== SHORT EXERCISE 1 ==
Format the entries below as a Markdown table with the columns Row and Line, covering only the span from the first entry line through the line containing "text-segment: and Joanna, and", with each row numbered and blank lines omitted.

TUPROOFS - Thermal under PV Roofing SIP

Lead Research Organisation: University of Hertfordshire
Department Name: School of Engineering and Technology

Abstract

TUPROOFS - Thermal Solar under Photovoltaic Roofing Structures project proposes the integration of Thermal Solar and PV in a complete large scale structural insulated roof panel that can be placed directly on to new, refurbished buildings to provide a renewable energy producing roof structure in one simple operation and where for domestic scale properties the panel can be entirely self supporting, affording major construction savings.
By integrating the PV wafers and thermal channels with the roof structure manufacturing costs will be minimised and the PV (especially) becomes a marginal cost building component thus delivering a roof that pays for itself and which also has minimal installation costs - for the roof and for the solar elements. The project objective is to demonstrate the feasibility of integrated solar/PV/Thermal/SIP roof panels that are more (cost) efficient for the construction process, highly efficient in the collection of thermal energy and generate electricity at grid parity eliminating the need for incentives and can be implemented in new domestic and commercial buildings with an especial applicability off-grid in developing countries to deliver industry, work, communications and light.

Planned Impact

The withdrawal of renewable energy incentives and Part L2016 without zero energy means the 2020 and 2030 CO2 targets may not be met. TUPROOFS seeks to deliver a cost effective solution for industry that will meet these targets.
While we know well how to insulate buildings and ensure that energy is retained, the final lap to energy neutrality requires some element of renewable generation. To date renewables such as PV and Heat Pumps are expensive needing incentivisation. Further while PV is a suitable source of generation for buildings, current systems require fixing of manufactured modules to existing and new roofs, with fixing systems potentially impairing roof integrity. (Flexible BIPV is an exception but current products are costly and have fixed lengths). This project posits a solution to this issue by integrating photovoltaics and solar thermal systems directly to large structural insulation panels (SIPs), so that installation cost and integrity issues are minimised and very rapid construction of a roof structure is possible.

== TASK MATERIAL ==
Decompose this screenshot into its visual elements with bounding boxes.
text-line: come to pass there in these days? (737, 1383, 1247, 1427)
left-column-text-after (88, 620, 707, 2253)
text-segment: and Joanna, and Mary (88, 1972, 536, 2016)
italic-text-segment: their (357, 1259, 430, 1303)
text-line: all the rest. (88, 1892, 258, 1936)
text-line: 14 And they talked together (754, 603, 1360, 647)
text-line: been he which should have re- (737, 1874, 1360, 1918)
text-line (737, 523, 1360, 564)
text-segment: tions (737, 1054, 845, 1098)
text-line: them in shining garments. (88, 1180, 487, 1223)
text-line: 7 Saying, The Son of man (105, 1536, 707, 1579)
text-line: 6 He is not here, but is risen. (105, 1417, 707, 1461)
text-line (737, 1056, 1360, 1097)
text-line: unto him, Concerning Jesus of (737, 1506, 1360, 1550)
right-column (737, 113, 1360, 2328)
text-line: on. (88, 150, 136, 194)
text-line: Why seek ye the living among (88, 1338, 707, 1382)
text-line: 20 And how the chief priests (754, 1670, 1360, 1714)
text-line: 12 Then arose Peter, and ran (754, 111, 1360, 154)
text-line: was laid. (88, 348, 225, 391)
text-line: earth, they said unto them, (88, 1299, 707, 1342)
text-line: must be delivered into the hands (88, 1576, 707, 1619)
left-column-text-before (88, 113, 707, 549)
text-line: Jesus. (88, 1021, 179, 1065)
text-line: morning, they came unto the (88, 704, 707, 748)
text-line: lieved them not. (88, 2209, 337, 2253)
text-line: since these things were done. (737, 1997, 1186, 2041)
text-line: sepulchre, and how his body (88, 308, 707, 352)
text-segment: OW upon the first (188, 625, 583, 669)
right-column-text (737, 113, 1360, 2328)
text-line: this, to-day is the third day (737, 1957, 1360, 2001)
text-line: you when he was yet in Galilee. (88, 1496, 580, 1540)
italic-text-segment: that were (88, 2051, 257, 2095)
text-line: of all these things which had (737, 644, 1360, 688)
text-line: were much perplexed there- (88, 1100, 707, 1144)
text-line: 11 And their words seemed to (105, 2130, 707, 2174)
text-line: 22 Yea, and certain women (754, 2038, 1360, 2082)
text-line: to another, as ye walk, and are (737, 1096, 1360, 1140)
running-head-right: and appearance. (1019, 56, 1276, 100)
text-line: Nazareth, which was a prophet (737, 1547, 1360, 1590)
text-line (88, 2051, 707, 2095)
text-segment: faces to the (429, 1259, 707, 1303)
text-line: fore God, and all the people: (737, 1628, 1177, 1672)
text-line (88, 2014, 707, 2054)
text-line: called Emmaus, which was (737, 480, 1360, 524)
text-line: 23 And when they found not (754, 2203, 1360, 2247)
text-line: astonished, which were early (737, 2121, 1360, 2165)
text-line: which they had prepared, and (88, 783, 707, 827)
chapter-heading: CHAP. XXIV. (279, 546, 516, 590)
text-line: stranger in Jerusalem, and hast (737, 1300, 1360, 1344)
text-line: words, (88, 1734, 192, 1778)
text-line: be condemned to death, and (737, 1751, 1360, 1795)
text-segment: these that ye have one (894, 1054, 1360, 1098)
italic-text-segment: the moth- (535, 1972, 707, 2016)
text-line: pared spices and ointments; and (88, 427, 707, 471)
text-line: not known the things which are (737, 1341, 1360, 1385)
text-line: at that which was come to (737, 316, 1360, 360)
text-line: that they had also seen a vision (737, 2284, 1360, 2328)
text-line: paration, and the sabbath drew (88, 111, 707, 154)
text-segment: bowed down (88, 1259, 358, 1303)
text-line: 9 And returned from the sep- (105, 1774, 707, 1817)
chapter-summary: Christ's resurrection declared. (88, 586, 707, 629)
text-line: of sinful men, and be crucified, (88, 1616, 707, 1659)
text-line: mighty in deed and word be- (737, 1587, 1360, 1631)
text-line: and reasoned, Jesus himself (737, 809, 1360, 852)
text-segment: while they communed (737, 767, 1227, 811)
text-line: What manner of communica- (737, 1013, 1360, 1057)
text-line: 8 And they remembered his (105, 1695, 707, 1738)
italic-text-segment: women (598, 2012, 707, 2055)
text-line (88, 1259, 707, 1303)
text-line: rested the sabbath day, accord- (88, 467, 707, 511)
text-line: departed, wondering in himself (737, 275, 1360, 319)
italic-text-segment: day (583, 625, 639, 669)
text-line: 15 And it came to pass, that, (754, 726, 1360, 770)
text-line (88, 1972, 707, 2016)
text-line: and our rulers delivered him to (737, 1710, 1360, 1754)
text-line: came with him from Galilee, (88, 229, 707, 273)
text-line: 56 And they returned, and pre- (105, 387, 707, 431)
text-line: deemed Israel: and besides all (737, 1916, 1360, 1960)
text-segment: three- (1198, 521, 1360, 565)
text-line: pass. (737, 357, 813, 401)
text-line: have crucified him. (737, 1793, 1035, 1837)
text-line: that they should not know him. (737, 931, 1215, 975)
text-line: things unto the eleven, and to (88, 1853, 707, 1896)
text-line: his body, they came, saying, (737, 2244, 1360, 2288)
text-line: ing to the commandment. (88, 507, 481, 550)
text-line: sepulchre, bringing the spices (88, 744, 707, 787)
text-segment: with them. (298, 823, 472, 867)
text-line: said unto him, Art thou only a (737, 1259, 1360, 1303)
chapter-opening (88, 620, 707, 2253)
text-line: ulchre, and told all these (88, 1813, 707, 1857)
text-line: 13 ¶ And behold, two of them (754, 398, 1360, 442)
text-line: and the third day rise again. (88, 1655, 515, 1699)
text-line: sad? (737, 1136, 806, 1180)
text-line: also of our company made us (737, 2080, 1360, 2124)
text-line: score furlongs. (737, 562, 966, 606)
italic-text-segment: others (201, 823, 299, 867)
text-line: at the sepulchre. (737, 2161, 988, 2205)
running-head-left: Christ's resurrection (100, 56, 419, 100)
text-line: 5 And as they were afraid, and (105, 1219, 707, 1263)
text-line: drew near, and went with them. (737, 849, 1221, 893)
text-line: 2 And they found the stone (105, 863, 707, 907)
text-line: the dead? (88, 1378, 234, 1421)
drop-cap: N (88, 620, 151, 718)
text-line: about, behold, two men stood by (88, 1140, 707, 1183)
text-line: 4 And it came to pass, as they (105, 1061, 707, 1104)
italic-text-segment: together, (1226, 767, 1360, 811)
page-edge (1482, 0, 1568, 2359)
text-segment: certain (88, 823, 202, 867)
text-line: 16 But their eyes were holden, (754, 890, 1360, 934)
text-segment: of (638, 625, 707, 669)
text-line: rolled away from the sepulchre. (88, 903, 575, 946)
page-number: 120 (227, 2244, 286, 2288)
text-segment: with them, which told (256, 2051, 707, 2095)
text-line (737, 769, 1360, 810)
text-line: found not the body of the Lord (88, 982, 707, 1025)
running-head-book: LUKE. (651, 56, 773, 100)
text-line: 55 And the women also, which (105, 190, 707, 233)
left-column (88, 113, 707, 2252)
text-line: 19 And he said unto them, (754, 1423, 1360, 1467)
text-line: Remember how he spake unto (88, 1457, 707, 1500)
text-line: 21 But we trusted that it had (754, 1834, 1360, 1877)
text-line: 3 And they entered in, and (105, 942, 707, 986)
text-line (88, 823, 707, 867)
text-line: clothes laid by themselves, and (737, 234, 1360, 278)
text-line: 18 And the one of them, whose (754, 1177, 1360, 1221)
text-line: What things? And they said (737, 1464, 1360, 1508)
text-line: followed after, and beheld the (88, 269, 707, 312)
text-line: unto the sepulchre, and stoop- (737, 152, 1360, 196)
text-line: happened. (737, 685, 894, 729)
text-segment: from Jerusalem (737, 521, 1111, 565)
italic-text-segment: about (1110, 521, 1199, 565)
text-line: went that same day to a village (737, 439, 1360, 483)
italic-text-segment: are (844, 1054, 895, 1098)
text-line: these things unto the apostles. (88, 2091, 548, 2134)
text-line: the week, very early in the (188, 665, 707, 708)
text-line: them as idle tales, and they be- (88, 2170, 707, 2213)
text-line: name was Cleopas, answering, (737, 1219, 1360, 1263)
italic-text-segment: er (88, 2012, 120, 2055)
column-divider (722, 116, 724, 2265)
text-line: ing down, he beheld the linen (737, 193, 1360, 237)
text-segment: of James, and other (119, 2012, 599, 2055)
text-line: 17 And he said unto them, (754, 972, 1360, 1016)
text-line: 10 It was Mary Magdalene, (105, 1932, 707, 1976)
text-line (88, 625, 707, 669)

== SHORT EXERCISE 2 ==
From the project summary above, quote the passage that begins with the words "By integrating the" and ends with "communications and light.".

== REPLY 1 ==
| Row | Line |
|---|---|
| 1 | Decompose this screenshot into its visual elements with bounding boxes. |
| 2 | text-line: come to pass there in these days? (737, 1383, 1247, 1427) |
| 3 | left-column-text-after (88, 620, 707, 2253) |
| 4 | text-segment: and Joanna, and Mary (88, 1972, 536, 2016) |

== REPLY 2 ==
By integrating the PV wafers and thermal channels with the roof structure manufacturing costs will be minimised and the PV (especially) becomes a marginal cost building component thus delivering a roof that pays for itself and which also has minimal installation costs - for the roof and for the solar elements. The project objective is to demonstrate the feasibility of integrated solar/PV/Thermal/SIP roof panels that are more (cost) efficient for the construction process, highly efficient in the collection of thermal energy and generate electricity at grid parity eliminating the need for incentives and can be implemented in new domestic and commercial buildings with an especial applicability off-grid in developing countries to deliver industry, work, communications and light.